| Your objective |
Please rewrite the lines starting at the one containing "runs-counter: Runs: 3/3 xyxy=(36,94,162,126)" and ending at the one containing "test-case-time: (0.011 s)", swapping "test-case-pass-icon" for "test-case-ok-icon" and leaving everything else unchanged.

| Data |
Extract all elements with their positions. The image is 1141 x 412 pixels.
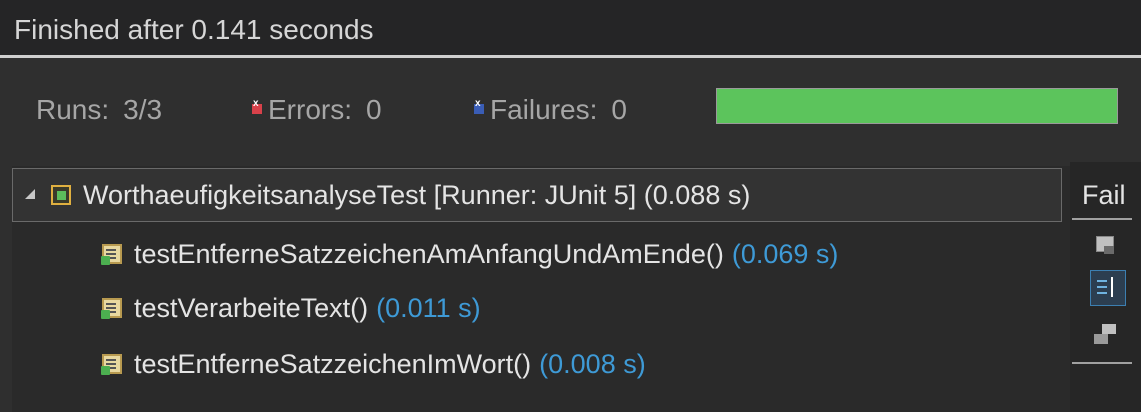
runs-counter: Runs: 3/3 xyxy=(36,94,162,126)
test-case-time: (0.008 s) xyxy=(539,348,646,379)
test-case-pass-icon xyxy=(101,354,122,375)
progress-bar xyxy=(716,88,1118,124)
tree-row-test-case[interactable]: testEntferneSatzzeichenImWort() (0.008 s… xyxy=(12,342,1141,386)
failures-label: Failures: xyxy=(490,94,598,125)
test-run-history-icon[interactable] xyxy=(1094,322,1118,346)
expand-collapse-icon[interactable] xyxy=(23,187,39,203)
tree-row-suite[interactable]: WorthaeufigkeitsanalyseTest [Runner: JUn… xyxy=(12,168,1062,222)
errors-counter: Errors: 0 xyxy=(252,94,382,126)
failure-trace-panel: Fail xyxy=(1070,162,1141,412)
show-failures-only-icon[interactable] xyxy=(1090,270,1126,306)
counters-panel: Runs: 3/3 Errors: 0 Failures: 0 xyxy=(0,58,1141,158)
test-tree[interactable]: WorthaeufigkeitsanalyseTest [Runner: JUn… xyxy=(12,166,1070,412)
failure-icon xyxy=(474,98,484,114)
test-case-pass-icon xyxy=(101,244,122,265)
test-suite-pass-icon xyxy=(51,185,71,205)
tree-row-test-case[interactable]: testVerarbeiteText() (0.011 s) xyxy=(12,286,1141,330)
side-divider xyxy=(1072,362,1132,364)
test-case-name: testEntferneSatzzeichenImWort() xyxy=(134,348,532,379)
runs-label: Runs: xyxy=(36,94,110,125)
progress-fill xyxy=(717,89,1117,123)
error-icon xyxy=(252,98,262,114)
test-case-time: (0.011 s) xyxy=(376,292,481,323)
failures-counter: Failures: 0 xyxy=(474,94,627,126)
errors-label: Errors: xyxy=(268,94,352,125)
errors-value: 0 xyxy=(366,94,382,125)
status-bar: Finished after 0.141 seconds xyxy=(0,0,1141,58)
runs-value: 3/3 xyxy=(123,94,163,125)
failures-value: 0 xyxy=(611,94,627,125)
status-message: Finished after 0.141 seconds xyxy=(14,14,374,45)
test-case-time: (0.069 s) xyxy=(731,238,839,269)
failure-trace-label: Fail xyxy=(1082,180,1126,210)
tree-row-test-case[interactable]: testEntferneSatzzeichenAmAnfangUndAmEnde… xyxy=(12,232,1141,276)
suite-label: WorthaeufigkeitsanalyseTest [Runner: JUn… xyxy=(83,179,751,210)
test-case-name: testEntferneSatzzeichenAmAnfangUndAmEnde… xyxy=(134,238,724,269)
test-case-name: testVerarbeiteText() xyxy=(134,292,369,323)
test-case-pass-icon xyxy=(101,298,122,319)
side-divider xyxy=(1072,218,1132,220)
next-failure-icon[interactable] xyxy=(1094,234,1118,258)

| Expected answer |
runs-counter: Runs: 3/3 xyxy=(36,94,162,126)
test-case-time: (0.008 s) xyxy=(539,348,646,379)
test-case-ok-icon xyxy=(101,354,122,375)
progress-bar xyxy=(716,88,1118,124)
tree-row-test-case[interactable]: testEntferneSatzzeichenImWort() (0.008 s… xyxy=(12,342,1141,386)
failures-label: Failures: xyxy=(490,94,598,125)
test-run-history-icon[interactable] xyxy=(1094,322,1118,346)
expand-collapse-icon[interactable] xyxy=(23,187,39,203)
tree-row-suite[interactable]: WorthaeufigkeitsanalyseTest [Runner: JUn… xyxy=(12,168,1062,222)
errors-counter: Errors: 0 xyxy=(252,94,382,126)
failure-trace-panel: Fail xyxy=(1070,162,1141,412)
show-failures-only-icon[interactable] xyxy=(1090,270,1126,306)
counters-panel: Runs: 3/3 Errors: 0 Failures: 0 xyxy=(0,58,1141,158)
test-tree[interactable]: WorthaeufigkeitsanalyseTest [Runner: JUn… xyxy=(12,166,1070,412)
failure-icon xyxy=(474,98,484,114)
test-case-ok-icon xyxy=(101,244,122,265)
test-suite-pass-icon xyxy=(51,185,71,205)
tree-row-test-case[interactable]: testVerarbeiteText() (0.011 s) xyxy=(12,286,1141,330)
side-divider xyxy=(1072,362,1132,364)
test-case-name: testEntferneSatzzeichenImWort() xyxy=(134,348,532,379)
runs-label: Runs: xyxy=(36,94,110,125)
progress-fill xyxy=(717,89,1117,123)
error-icon xyxy=(252,98,262,114)
test-case-time: (0.011 s) xyxy=(376,292,481,323)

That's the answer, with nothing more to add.